* Source:
· · · · ·

Lee, There's a very alpha script we're testing you can try out. (No guarantee, may burn the house down, etc) http://www-kenh.archive.org/download/artofbook00holm/artofbook00holm_abbyy.h... -- Alex Buie Network Coordinator / Server Engineer KWD Services, Inc Media and Hosting Solutions +1(703)445-3391 +1(480)253-9640 +1(703)919-8090 abuie@kwdservices.com On Fri, Oct 21, 2011 at 9:50 AM, Lee Passey <lee@novomail.net> wrote:
On Wed, October 19, 2011 11:36 pm, Bowerbird@aol.com wrote:
lee said:
Where do you want me to upload them?
anywhere is fine. you could even copy it into a post here.
I didn't want to clutter up the mailing list with files that probably only BowerBird is interested in, so I sent them to him back channel. But I thought maybe I ought to share some information here that some /might/ have a passing interest in. At any rate, this will become a portion of my programs Frequently Asked Questions.
You see, I cheated.
ePubEditor is not a tool that is used to take simple text files and convert them to HTML. There are other programs out there which do that at least as well as I could, (not the least of which is FineReader itself). BowerBird's own perl scripts are probably a good alternative. If you want to use ePubEditor to build ePubs, you have to start with HTML.
Now the web site that BB pointed me to, http://www.archive.org/details/artofbook00holm, doesn't contain any HTML at all. (Alex -- if nothing else, could you convince the Powers That Be at archive.org to at least configure ABBYY to spit out simple HTML as well as bare text? I know it can be done. It's not great, but at least it's a starting point). The site /did/ however contain an ePub version, which as we all know is just zipped up HTML, so I downloaded and extracted that, and that became my base input.

· · · · ·

* Given information:

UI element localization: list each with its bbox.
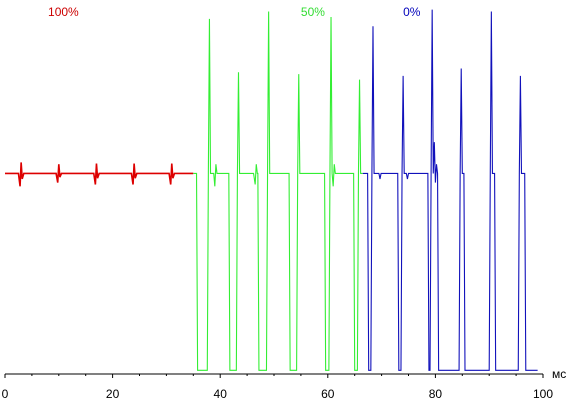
- x-tick-label-80: 80: [429, 387, 443, 400]
- x-tick-label-0: 0: [2, 387, 9, 400]
- series-layer: [5, 9, 538, 371]
- x-tick-label-60: 60: [321, 387, 335, 400]
- series-label-100%: 100%: [48, 5, 79, 19]
- x-tick-label-100: 100: [533, 387, 553, 400]
- x-axis-unit: мс: [552, 367, 566, 381]
- series-label-50%: 50%: [301, 5, 325, 19]
- x-ticks: 0 20 40 60 80 100: [2, 374, 553, 400]
- series-labels: 100% 50% 0%: [48, 5, 421, 19]
- x-tick-label-20: 20: [106, 387, 120, 400]
- series-line-50%: [193, 11, 363, 371]
- series-label-0%: 0%: [403, 5, 421, 19]
- series-line-100%: [5, 162, 194, 187]
- series-line-0%: [362, 9, 538, 371]
- x-tick-label-40: 40: [214, 387, 228, 400]
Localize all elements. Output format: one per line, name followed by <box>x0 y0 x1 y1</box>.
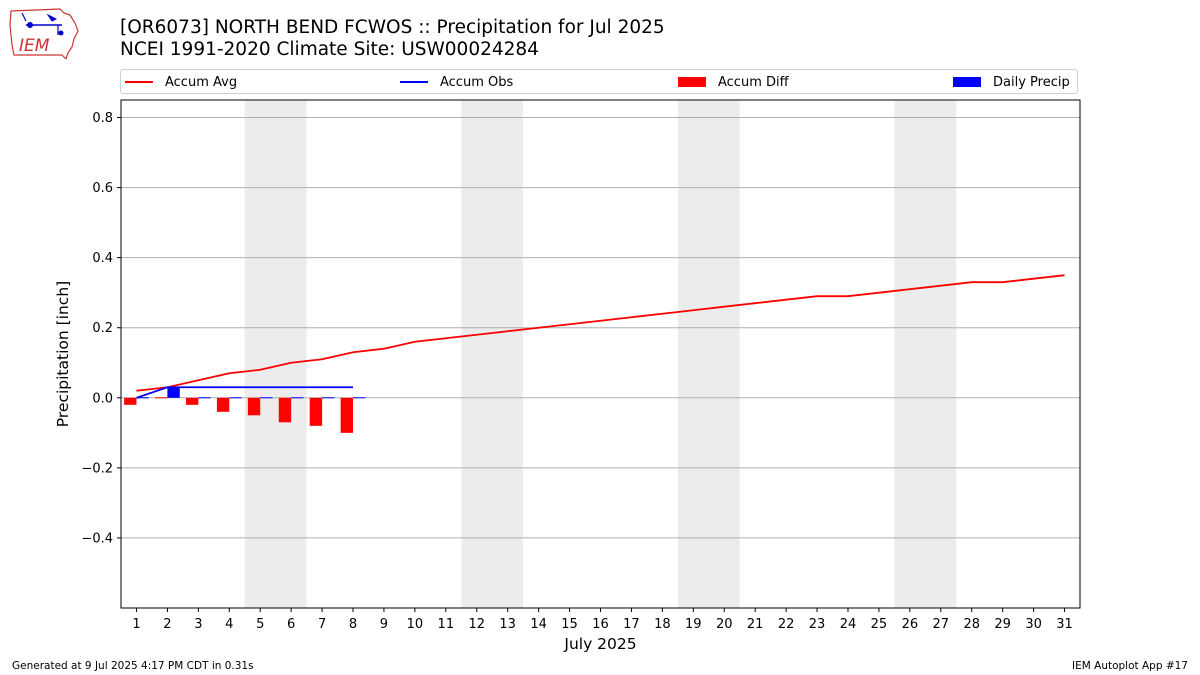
y-tick-label: 0.6 <box>92 181 113 196</box>
legend: Accum Avg Accum Obs Accum Diff Daily Pre… <box>120 69 1078 94</box>
x-tick-label: 5 <box>256 617 264 632</box>
x-tick-label: 21 <box>747 617 764 632</box>
x-tick-label: 14 <box>530 617 547 632</box>
y-tick-label: 0.2 <box>92 321 113 336</box>
legend-swatch-accum-obs <box>400 81 428 83</box>
bar-daily-precip <box>291 397 304 399</box>
title-line-1: [OR6073] NORTH BEND FCWOS :: Precipitati… <box>120 17 665 38</box>
x-tick-label: 18 <box>654 617 671 632</box>
legend-item-accum-obs: Accum Obs <box>400 73 513 91</box>
x-axis-label: July 2025 <box>563 635 636 653</box>
bar-accum-diff <box>124 397 137 405</box>
x-tick-label: 4 <box>225 617 233 632</box>
legend-label-accum-diff: Accum Diff <box>718 74 789 90</box>
bar-daily-precip <box>260 397 273 399</box>
legend-label-accum-avg: Accum Avg <box>165 74 238 90</box>
x-tick-label: 13 <box>499 617 516 632</box>
x-tick-label: 19 <box>685 617 702 632</box>
iowa-state-outline-icon <box>9 8 79 59</box>
bar-daily-precip <box>136 397 149 399</box>
x-tick-label: 8 <box>349 617 357 632</box>
bar-daily-precip <box>198 397 211 399</box>
x-tick-label: 12 <box>468 617 485 632</box>
bar-accum-diff <box>155 397 168 399</box>
y-tick-label: 0.8 <box>92 111 113 126</box>
generated-timestamp: Generated at 9 Jul 2025 4:17 PM CDT in 0… <box>12 660 254 672</box>
iem-logo: IEM <box>9 8 79 59</box>
weekend-shade-1 <box>461 100 524 608</box>
line-accum-avg <box>136 274 1065 392</box>
line-accum-obs <box>136 386 354 399</box>
plot-frame <box>120 99 1081 609</box>
x-tick-label: 26 <box>902 617 919 632</box>
x-tick-label: 2 <box>163 617 171 632</box>
chart-title: [OR6073] NORTH BEND FCWOS :: Precipitati… <box>120 17 665 61</box>
x-tick-label: 6 <box>287 617 295 632</box>
legend-item-accum-diff: Accum Diff <box>678 73 789 91</box>
y-tick-label: 0.4 <box>92 251 113 266</box>
bar-accum-diff <box>216 397 230 412</box>
x-tick-label: 31 <box>1056 617 1073 632</box>
bar-daily-precip <box>353 397 366 399</box>
legend-label-accum-obs: Accum Obs <box>440 74 514 90</box>
legend-swatch-accum-avg <box>125 81 153 83</box>
bar-daily-precip <box>167 387 180 398</box>
logo-text: IEM <box>19 36 50 56</box>
x-tick-label: 23 <box>809 617 826 632</box>
weekend-shade-2 <box>677 100 740 608</box>
y-tick-label: −0.4 <box>81 531 113 546</box>
legend-item-accum-avg: Accum Avg <box>125 73 237 91</box>
bar-accum-diff <box>309 397 323 426</box>
bar-daily-precip <box>322 397 335 399</box>
weekend-shade-3 <box>894 100 957 608</box>
x-tick-label: 9 <box>380 617 388 632</box>
x-tick-label: 7 <box>318 617 326 632</box>
bar-accum-diff <box>185 397 199 405</box>
x-tick-label: 3 <box>194 617 202 632</box>
bar-accum-diff <box>278 397 292 423</box>
y-axis-label: Precipitation [inch] <box>54 281 72 427</box>
x-tick-label: 11 <box>438 617 455 632</box>
x-tick-label: 17 <box>623 617 640 632</box>
x-tick-label: 30 <box>1025 617 1042 632</box>
weekend-shade-0 <box>244 100 307 608</box>
y-tick-label: −0.2 <box>81 461 113 476</box>
legend-swatch-daily-precip <box>953 77 981 87</box>
x-tick-label: 28 <box>963 617 980 632</box>
bar-daily-precip <box>229 397 242 399</box>
legend-item-daily-precip: Daily Precip <box>953 73 1070 91</box>
x-tick-label: 10 <box>407 617 424 632</box>
x-tick-label: 22 <box>778 617 795 632</box>
bar-accum-diff <box>247 397 261 416</box>
legend-swatch-accum-diff <box>678 77 706 87</box>
legend-label-daily-precip: Daily Precip <box>993 74 1070 90</box>
x-tick-label: 15 <box>561 617 578 632</box>
y-tick-label: 0.0 <box>92 391 113 406</box>
x-tick-label: 27 <box>933 617 950 632</box>
x-tick-label: 1 <box>132 617 140 632</box>
app-credit: IEM Autoplot App #17 <box>1072 660 1188 672</box>
x-tick-label: 25 <box>871 617 888 632</box>
title-line-2: NCEI 1991-2020 Climate Site: USW00024284 <box>120 39 539 60</box>
x-tick-label: 29 <box>994 617 1011 632</box>
x-tick-label: 16 <box>592 617 609 632</box>
x-tick-label: 20 <box>716 617 733 632</box>
x-tick-label: 24 <box>840 617 857 632</box>
bar-accum-diff <box>340 397 354 433</box>
weather-instrument-icon <box>21 12 64 36</box>
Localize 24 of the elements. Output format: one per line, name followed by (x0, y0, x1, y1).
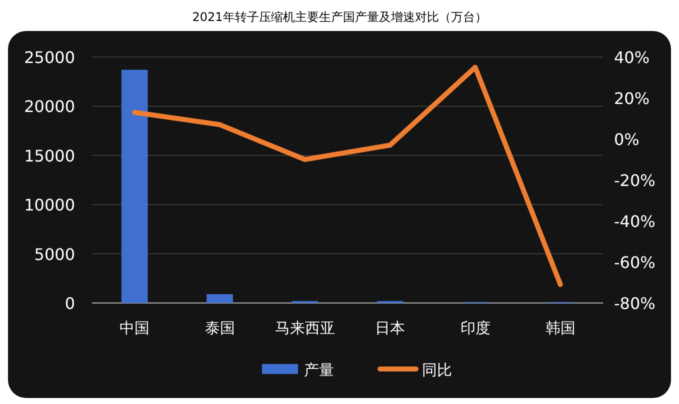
legend-label: 产量 (304, 361, 334, 379)
y2-tick-label: -80% (614, 294, 656, 313)
y-tick-label: 5000 (34, 244, 75, 264)
y2-tick-label: -60% (614, 253, 656, 272)
x-tick-label: 韩国 (545, 319, 576, 337)
bar (121, 70, 148, 303)
x-tick-label: 马来西亚 (274, 319, 335, 337)
y2-tick-label: 0% (614, 130, 640, 149)
bar (206, 294, 233, 303)
y2-tick-label: 20% (614, 89, 650, 108)
y2-tick-label: -40% (614, 212, 656, 231)
y-tick-label: 15000 (24, 146, 75, 166)
x-tick-label: 印度 (460, 319, 490, 337)
y2-tick-label: 40% (614, 48, 650, 67)
chart-title: 2021年转子压缩机主要生产国产量及增速对比（万台） (192, 10, 487, 24)
legend-label: 同比 (422, 361, 452, 379)
x-tick-label: 日本 (375, 319, 406, 337)
y-tick-label: 25000 (24, 48, 75, 67)
x-tick-label: 泰国 (204, 319, 235, 337)
y-tick-label: 20000 (24, 97, 75, 116)
x-tick-label: 中国 (120, 319, 150, 337)
y2-tick-label: -20% (614, 171, 656, 190)
y-tick-label: 0 (64, 294, 75, 313)
y-tick-label: 10000 (24, 196, 75, 215)
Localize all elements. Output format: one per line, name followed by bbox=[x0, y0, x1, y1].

· · · · ·

* Instructions:
1 – Render this sentence from the ePubEditor thread in Spanish: "If you want to use ePubEditor to build ePubs, you have to start with HTML."
2 – In the ePubEditor thread, what did the archive.org page offer that became the base input once downloaded and extracted?
3 – Write the next part of the ePubEditor thread, picking up after its final sentence.

* Task-by-task results:
1 – Si quieres usar ePubEditor para crear ePubs, tienes que empezar con HTML.

2 – An ePub version of the book.

3 –
Creating an .ncx file in ePubEditor can be (and in this case was) a two-step process. Long before Adobe shoved the .ncx file down the throats of the IDPF, it was my contention that in the electronic world a "Table of Contents" is not a table at all, but rather a "List of Contents." Thus, in HTML a "Table of Contents" is most appropriately expressed as <ol> or <ul> elements, not as a <table>, and certainly not as a sequence of <p>s or <div>s. Interestingly, in ePub 3.0 the .ncx file has been deprecated in favor of HTML lists.
ePubEditor's "CreateNCX" function relies on the existence of an Table of Contents made up of one or more lists, optionally nested. This file may be created by hand, and in the case of small works it is trivially easy to do so. All that is necessary is to create a numbered (<ol>) or unnumbered (<ul>) list with anchor elements inside the list item (<li>) elements. Of course, the new TOC file must be added to the publication and the manifest list. ePubEditor uses the publication's <guide> section to discover the HTML TOC file, so if you want to take advantage of the "CreateNCX" function, you must add a reference to the file in the Guides section with a type of "toc." If the HTML TOC is well-formed, you should be able to create an .ncx file with two mouse clicks.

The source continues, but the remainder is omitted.